▶ _Stated goal_
Reply with one number only, the count of lines holding the string "title".

-- Start of Task input --

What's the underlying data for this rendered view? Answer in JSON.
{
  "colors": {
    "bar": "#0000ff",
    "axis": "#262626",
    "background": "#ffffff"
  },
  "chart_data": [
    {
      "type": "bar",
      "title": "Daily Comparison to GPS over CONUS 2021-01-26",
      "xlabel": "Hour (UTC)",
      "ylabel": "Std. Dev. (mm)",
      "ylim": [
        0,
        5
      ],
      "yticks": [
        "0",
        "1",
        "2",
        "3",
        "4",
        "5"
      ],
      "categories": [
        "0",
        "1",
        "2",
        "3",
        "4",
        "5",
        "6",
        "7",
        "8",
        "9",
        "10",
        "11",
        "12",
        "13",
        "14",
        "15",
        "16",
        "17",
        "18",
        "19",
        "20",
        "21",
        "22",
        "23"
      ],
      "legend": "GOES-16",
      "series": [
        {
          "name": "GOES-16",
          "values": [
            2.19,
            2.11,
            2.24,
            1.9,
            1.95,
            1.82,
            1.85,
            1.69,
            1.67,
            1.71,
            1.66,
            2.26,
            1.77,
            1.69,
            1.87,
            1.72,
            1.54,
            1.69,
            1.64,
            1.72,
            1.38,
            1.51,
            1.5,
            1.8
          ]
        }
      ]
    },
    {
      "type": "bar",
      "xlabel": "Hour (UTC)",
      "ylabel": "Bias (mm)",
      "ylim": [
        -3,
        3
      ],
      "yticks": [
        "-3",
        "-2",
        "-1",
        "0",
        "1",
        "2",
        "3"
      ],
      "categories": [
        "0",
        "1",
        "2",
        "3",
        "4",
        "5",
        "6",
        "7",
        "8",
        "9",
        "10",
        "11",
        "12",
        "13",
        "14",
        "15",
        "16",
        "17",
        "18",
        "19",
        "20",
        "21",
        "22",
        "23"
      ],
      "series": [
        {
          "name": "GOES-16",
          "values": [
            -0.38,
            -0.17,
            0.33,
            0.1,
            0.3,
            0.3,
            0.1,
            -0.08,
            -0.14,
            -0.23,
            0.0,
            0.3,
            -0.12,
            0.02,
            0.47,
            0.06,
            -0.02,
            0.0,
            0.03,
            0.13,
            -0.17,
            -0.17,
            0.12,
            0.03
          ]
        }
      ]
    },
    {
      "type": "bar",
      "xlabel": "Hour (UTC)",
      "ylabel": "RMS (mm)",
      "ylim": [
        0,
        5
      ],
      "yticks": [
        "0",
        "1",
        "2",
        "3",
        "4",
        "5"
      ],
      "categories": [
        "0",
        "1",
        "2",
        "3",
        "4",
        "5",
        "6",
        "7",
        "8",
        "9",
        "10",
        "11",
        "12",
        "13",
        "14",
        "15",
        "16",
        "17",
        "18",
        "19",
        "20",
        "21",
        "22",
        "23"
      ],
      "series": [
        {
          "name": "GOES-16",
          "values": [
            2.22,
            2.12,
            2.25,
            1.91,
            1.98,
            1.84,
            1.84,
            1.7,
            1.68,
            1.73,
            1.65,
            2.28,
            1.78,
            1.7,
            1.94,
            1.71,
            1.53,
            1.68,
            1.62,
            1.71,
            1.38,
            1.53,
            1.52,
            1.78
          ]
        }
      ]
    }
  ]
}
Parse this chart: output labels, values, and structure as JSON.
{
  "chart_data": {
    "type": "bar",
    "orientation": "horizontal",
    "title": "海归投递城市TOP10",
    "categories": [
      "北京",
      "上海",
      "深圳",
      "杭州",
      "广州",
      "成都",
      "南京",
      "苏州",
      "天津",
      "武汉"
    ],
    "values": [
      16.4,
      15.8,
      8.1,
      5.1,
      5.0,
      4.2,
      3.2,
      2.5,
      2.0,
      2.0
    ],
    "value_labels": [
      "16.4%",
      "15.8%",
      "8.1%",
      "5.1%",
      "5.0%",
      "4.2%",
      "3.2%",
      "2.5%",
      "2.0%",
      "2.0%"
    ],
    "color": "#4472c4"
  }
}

-- End of Task input --

▶ _Output of the task_
2